The task :: A faithful transcription of all the records is required.

[Entries taken from a collection]
_ _ _ _ _ _ _

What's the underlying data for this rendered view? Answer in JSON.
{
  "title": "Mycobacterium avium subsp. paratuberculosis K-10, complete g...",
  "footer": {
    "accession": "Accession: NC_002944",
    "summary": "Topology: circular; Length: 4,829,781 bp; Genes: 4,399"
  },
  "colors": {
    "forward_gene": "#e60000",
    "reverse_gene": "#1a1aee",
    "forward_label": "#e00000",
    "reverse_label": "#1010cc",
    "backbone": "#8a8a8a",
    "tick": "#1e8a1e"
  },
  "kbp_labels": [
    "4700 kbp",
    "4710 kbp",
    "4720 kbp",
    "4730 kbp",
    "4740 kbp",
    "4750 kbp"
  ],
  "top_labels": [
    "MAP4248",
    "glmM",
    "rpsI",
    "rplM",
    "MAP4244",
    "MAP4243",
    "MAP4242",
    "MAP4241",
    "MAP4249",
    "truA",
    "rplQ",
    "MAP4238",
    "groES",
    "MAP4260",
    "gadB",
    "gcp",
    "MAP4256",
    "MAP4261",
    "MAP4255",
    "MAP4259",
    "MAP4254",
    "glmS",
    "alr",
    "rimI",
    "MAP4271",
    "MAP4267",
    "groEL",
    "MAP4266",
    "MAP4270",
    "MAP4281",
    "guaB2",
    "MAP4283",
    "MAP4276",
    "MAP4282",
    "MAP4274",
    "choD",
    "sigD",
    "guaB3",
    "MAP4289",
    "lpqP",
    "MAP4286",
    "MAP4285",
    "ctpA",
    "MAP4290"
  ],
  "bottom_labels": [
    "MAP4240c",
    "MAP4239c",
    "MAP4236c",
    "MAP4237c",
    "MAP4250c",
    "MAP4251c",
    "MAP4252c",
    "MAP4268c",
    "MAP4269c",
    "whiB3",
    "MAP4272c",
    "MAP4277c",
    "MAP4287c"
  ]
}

_ _ _ _ _ _ _

Answer space ::
What's the underlying data for this rendered view? Answer in JSON.
{
  "title": "Mycobacterium avium subsp. paratuberculosis K-10, complete g...",
  "footer": {
    "accession": "Accession: NC_002944",
    "summary": "Topology: circular; Length: 4,829,781 bp; Genes: 4,399"
  },
  "colors": {
    "forward_gene": "#e60000",
    "reverse_gene": "#1a1aee",
    "forward_label": "#e00000",
    "reverse_label": "#1010cc",
    "backbone": "#8a8a8a",
    "tick": "#1e8a1e"
  },
  "kbp_labels": [
    "4700 kbp",
    "4710 kbp",
    "4720 kbp",
    "4730 kbp",
    "4740 kbp",
    "4750 kbp"
  ],
  "top_labels": [
    "MAP4248",
    "glmM",
    "rpsI",
    "rplM",
    "MAP4244",
    "MAP4243",
    "MAP4242",
    "MAP4241",
    "MAP4249",
    "truA",
    "rplQ",
    "MAP4238",
    "groES",
    "MAP4260",
    "gadB",
    "gcp",
    "MAP4256",
    "MAP4261",
    "MAP4255",
    "MAP4259",
    "MAP4254",
    "glmS",
    "alr",
    "rimI",
    "MAP4271",
    "MAP4267",
    "groEL",
    "MAP4266",
    "MAP4270",
    "MAP4281",
    "guaB2",
    "MAP4283",
    "MAP4276",
    "MAP4282",
    "MAP4274",
    "choD",
    "sigD",
    "guaB3",
    "MAP4289",
    "lpqP",
    "MAP4286",
    "MAP4285",
    "ctpA",
    "MAP4290"
  ],
  "bottom_labels": [
    "MAP4240c",
    "MAP4239c",
    "MAP4236c",
    "MAP4237c",
    "MAP4250c",
    "MAP4251c",
    "MAP4252c",
    "MAP4268c",
    "MAP4269c",
    "whiB3",
    "MAP4272c",
    "MAP4277c",
    "MAP4287c"
  ]
}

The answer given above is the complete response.